● **EXERCISE DESCRIPTION**
Copy out the rows between the one containing "pulsar-wind-shock-label: pulsar wind" and the one containing "x-tick-label: −4 [285,967,326,1000]", inclusive, reproducing each character for character.

● **EXTRACTED ENTRIES**
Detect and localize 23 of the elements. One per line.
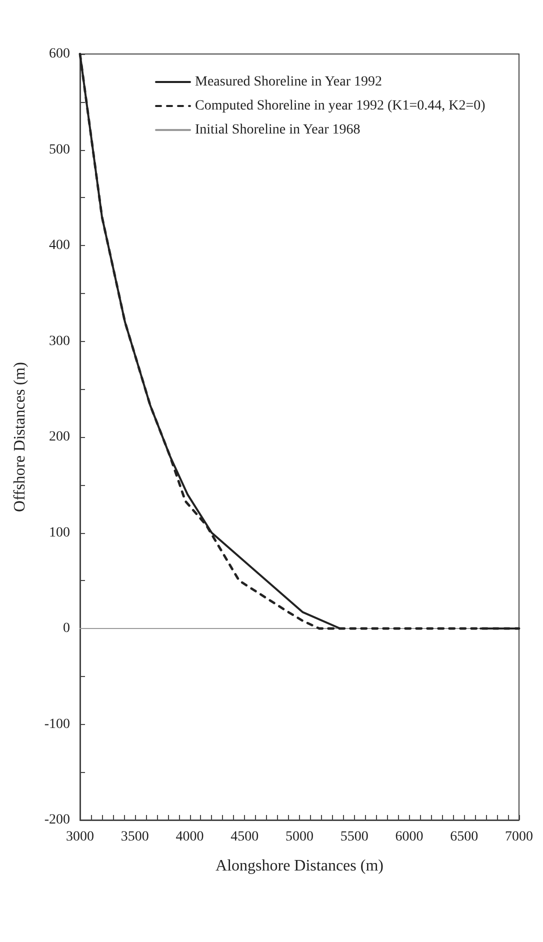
x-tick-label: 3500: [120, 830, 149, 844]
y-tick-label: 400: [49, 238, 70, 253]
y-tick-label: 300: [49, 334, 70, 349]
y-tick-label: -200: [44, 812, 70, 828]
x-tick-label: 3000: [66, 830, 94, 844]
y-tick-label: 600: [49, 46, 70, 62]
y-axis-title: Offshore Distances (m): [12, 362, 28, 512]
legend-label: Computed Shoreline in year 1992 (K1=0.44, K2=0): [195, 98, 486, 114]
y-tick-label: 500: [49, 142, 70, 158]
x-axis-title: Alongshore Distances (m): [216, 858, 384, 874]
y-tick-label: -100: [44, 716, 70, 732]
x-tick-label: 6500: [450, 830, 478, 844]
x-tick-label: 5000: [286, 830, 314, 844]
y-tick-label: 200: [49, 430, 70, 444]
x-tick-label: 7000: [505, 830, 533, 844]
legend-label: Initial Shoreline in Year 1968: [195, 122, 360, 138]
legend-label: Measured Shoreline in Year 1992: [195, 74, 382, 90]
x-tick-label: 4500: [230, 830, 259, 844]
x-tick-label: 4000: [176, 830, 204, 844]
y-tick-label: 100: [49, 525, 70, 540]
x-tick-label: 6000: [395, 830, 424, 844]
x-tick-label: 5500: [340, 830, 368, 844]
y-tick-label: 0: [63, 621, 70, 636]
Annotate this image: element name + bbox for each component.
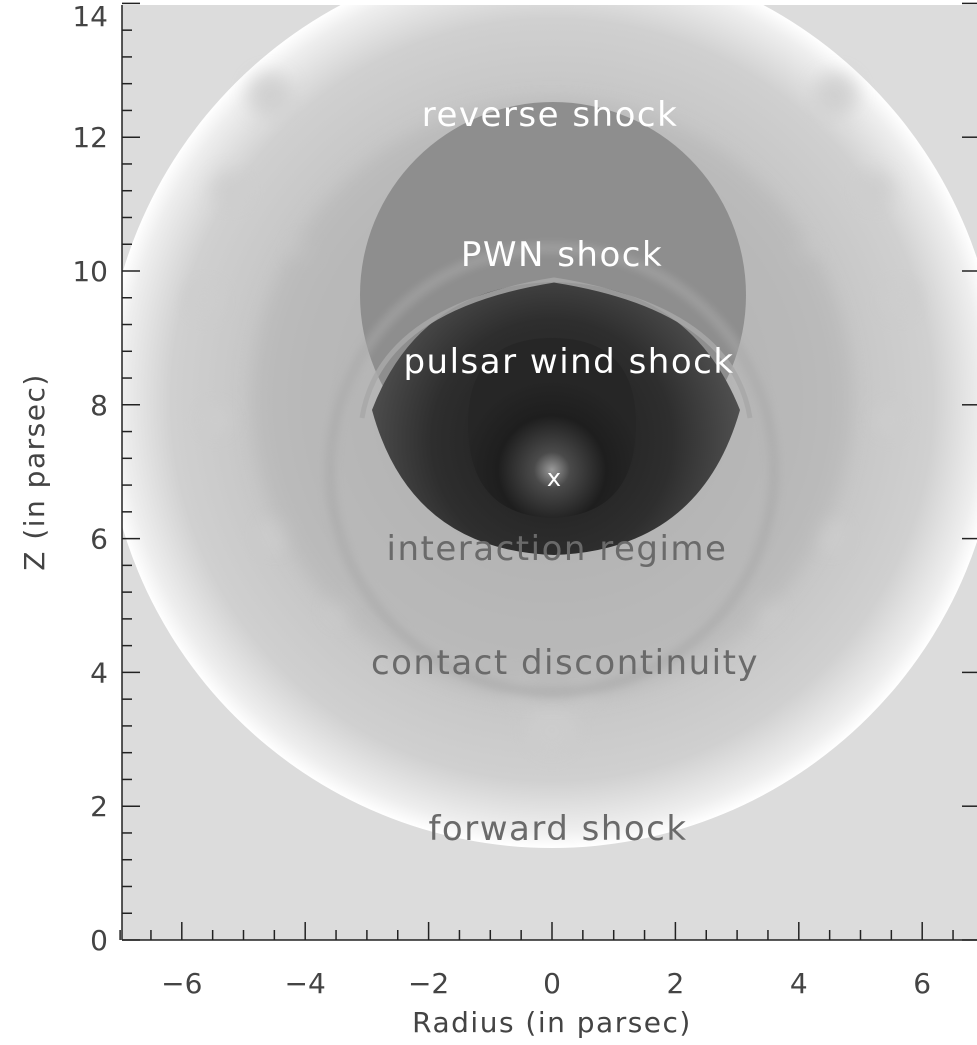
pulsar-wind-shock-label: pulsar wind shock [403,342,734,382]
interaction-ring [325,243,779,697]
x-tick-label: 4 [790,967,808,1000]
y-tick-label: 10 [72,255,108,288]
x-tick-label: 0 [543,967,561,1000]
pulsar-wind-bubble [468,338,636,518]
x-tick-label: 6 [913,967,931,1000]
pwn-shock-label: PWN shock [461,235,663,275]
y-axis-title: Z (in parsec) [18,373,51,571]
y-tick-label: 14 [72,0,108,33]
reverse-shock-label: reverse shock [422,95,679,135]
y-tick-label: 4 [90,656,108,689]
y-tick-label: 12 [72,121,108,154]
x-tick-label: −2 [408,967,449,1000]
y-tick-label: 0 [90,924,108,957]
x-tick-label: −4 [285,967,326,1000]
x-axis-ticks: −6 −4 −2 0 2 4 6 [119,922,954,1000]
y-axis-ticks: 0 2 4 6 8 10 12 14 [72,0,977,957]
y-tick-label: 6 [90,523,108,556]
interaction-regime-label: interaction regime [387,529,728,569]
simulation-plot-area: reverse shock PWN shock pulsar wind shoc… [122,5,977,940]
x-axis-title: Radius (in parsec) [412,1006,692,1039]
pwn-shock-rim [359,277,753,419]
y-tick-label: 8 [90,389,108,422]
x-tick-label: 2 [666,967,684,1000]
y-tick-label: 2 [90,790,108,823]
forward-shock-label: forward shock [428,809,687,849]
x-tick-label: −6 [161,967,202,1000]
pulsar-position-marker: x [547,464,561,492]
contact-discontinuity-label: contact discontinuity [371,643,759,683]
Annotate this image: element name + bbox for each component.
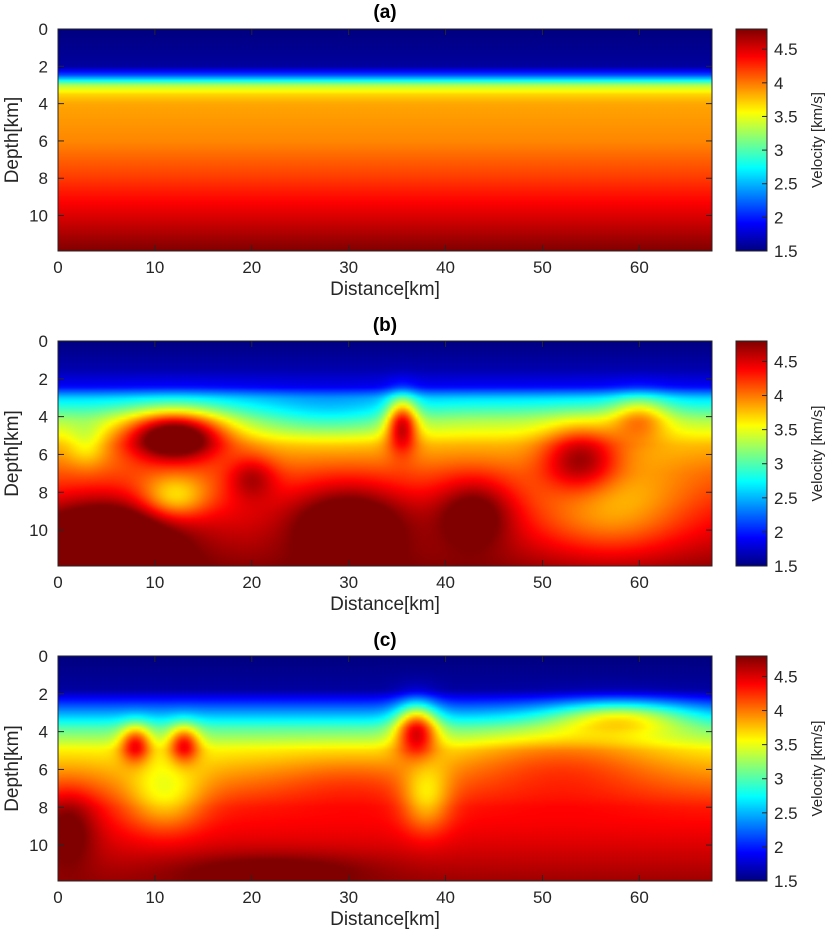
y-tick-label: 8 [39,169,48,188]
x-tick-label: 0 [53,888,62,907]
x-tick-label: 10 [145,888,164,907]
panel-a: 0 10 20 30 40 50 60 0 2 4 6 8 10 (a) Distance[km] Depth… [2,2,826,300]
colorbar-frame [735,655,768,882]
colorbar-tick-label: 4 [774,74,783,93]
y-tick-label: 2 [39,57,48,76]
heatmap-image [58,656,712,881]
heatmap-image [58,341,712,566]
colorbar-tick-label: 3 [774,141,783,160]
x-axis-label: Distance[km] [330,279,440,300]
colorbar-tick-label: 2 [774,523,783,542]
colorbar-tick-label: 3.5 [774,107,798,126]
colorbar-gradient [736,656,767,881]
x-axis-label: Distance[km] [330,594,440,615]
colorbar-label: Velocity [km/s] [809,721,826,817]
x-tick-label: 20 [242,573,261,592]
x-tick-label: 30 [339,888,358,907]
panel-c: 0 10 20 30 40 50 60 0 2 4 6 8 10 (c) Distance[km] Depth… [2,630,826,930]
y-tick-label: 10 [29,207,48,226]
y-tick-label: 6 [39,760,48,779]
colorbar-frame [735,340,768,567]
y-tick-label: 0 [39,20,48,39]
colorbar-tick-label: 4 [774,387,783,406]
y-axis-label: Depth[km] [2,97,23,184]
colorbar-tick-label: 1.5 [774,242,798,261]
colorbar-tick-label: 3 [774,455,783,474]
x-axis-label: Distance[km] [330,909,440,930]
y-tick-label: 4 [39,723,48,742]
y-axis-label: Depth[km] [2,725,23,812]
y-tick-label: 8 [39,798,48,817]
x-tick-label: 0 [53,573,62,592]
y-tick-label: 2 [39,370,48,389]
y-tick-label: 4 [39,95,48,114]
colorbar-tick-label: 4.5 [774,667,798,686]
y-tick-label: 4 [39,408,48,427]
y-tick-label: 2 [39,685,48,704]
x-tick-label: 50 [533,258,552,277]
y-axis-label: Depth[km] [2,410,23,497]
colorbar-tick-label: 1.5 [774,872,798,891]
y-tick-label: 10 [29,521,48,540]
panel-title: (c) [373,630,396,651]
axes-frame [57,340,713,567]
panel-title: (b) [373,315,397,336]
colorbar-tick-label: 3 [774,770,783,789]
colorbar-tick-label: 2.5 [774,489,798,508]
x-tick-label: 30 [339,573,358,592]
colorbar-tick-label: 2 [774,838,783,857]
colorbar-label: Velocity [km/s] [809,92,826,188]
x-tick-label: 30 [339,258,358,277]
colorbar-label: Velocity [km/s] [809,406,826,502]
y-tick-label: 6 [39,132,48,151]
x-tick-label: 60 [630,888,649,907]
x-tick-label: 50 [533,888,552,907]
x-tick-label: 20 [242,888,261,907]
x-tick-label: 40 [436,258,455,277]
x-tick-label: 10 [145,258,164,277]
x-tick-label: 10 [145,573,164,592]
x-tick-label: 0 [53,258,62,277]
colorbar-tick-label: 1.5 [774,557,798,576]
x-tick-label: 20 [242,258,261,277]
x-tick-label: 40 [436,573,455,592]
colorbar-frame [735,28,768,252]
x-tick-label: 50 [533,573,552,592]
colorbar-tick-label: 2 [774,208,783,227]
panel-title: (a) [373,2,396,23]
colorbar-tick-label: 4.5 [774,352,798,371]
colorbar-tick-label: 2.5 [774,175,798,194]
colorbar-gradient [736,341,767,566]
colorbar-tick-label: 2.5 [774,804,798,823]
colorbar-tick-label: 4.5 [774,40,798,59]
y-tick-label: 8 [39,483,48,502]
x-tick-label: 40 [436,888,455,907]
x-tick-label: 60 [630,573,649,592]
y-tick-label: 0 [39,332,48,351]
y-tick-label: 6 [39,445,48,464]
y-tick-label: 10 [29,836,48,855]
x-tick-label: 60 [630,258,649,277]
colorbar-tick-label: 4 [774,702,783,721]
heatmap-image [58,29,712,251]
colorbar-tick-label: 3.5 [774,736,798,755]
colorbar-tick-label: 3.5 [774,421,798,440]
panel-b: 0 10 20 30 40 50 60 0 2 4 6 8 10 (b) Distance[km] Depth… [2,315,826,615]
y-tick-label: 0 [39,647,48,666]
axes-frame [57,28,713,252]
axes-frame [57,655,713,882]
colorbar-gradient [736,29,767,251]
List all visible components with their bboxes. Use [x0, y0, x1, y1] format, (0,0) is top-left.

● **TASK ANSWER**
pulsar-wind-shock-label: pulsar wind shock [403,342,734,382]
interaction-ring [325,243,779,697]
x-tick-label: 4 [790,967,808,1000]
y-tick-label: 10 [72,255,108,288]
x-tick-label: 0 [543,967,561,1000]
pulsar-wind-bubble [468,338,636,518]
x-tick-label: 6 [913,967,931,1000]
pwn-shock-label: PWN shock [461,235,663,275]
y-axis-title: Z (in parsec) [18,373,51,571]
y-tick-label: 14 [72,0,108,33]
reverse-shock-label: reverse shock [422,95,679,135]
y-tick-label: 4 [90,656,108,689]
y-tick-label: 12 [72,121,108,154]
x-tick-label: −2 [408,967,449,1000]
y-tick-label: 0 [90,924,108,957]
x-tick-label: −4 [285,967,326,1000]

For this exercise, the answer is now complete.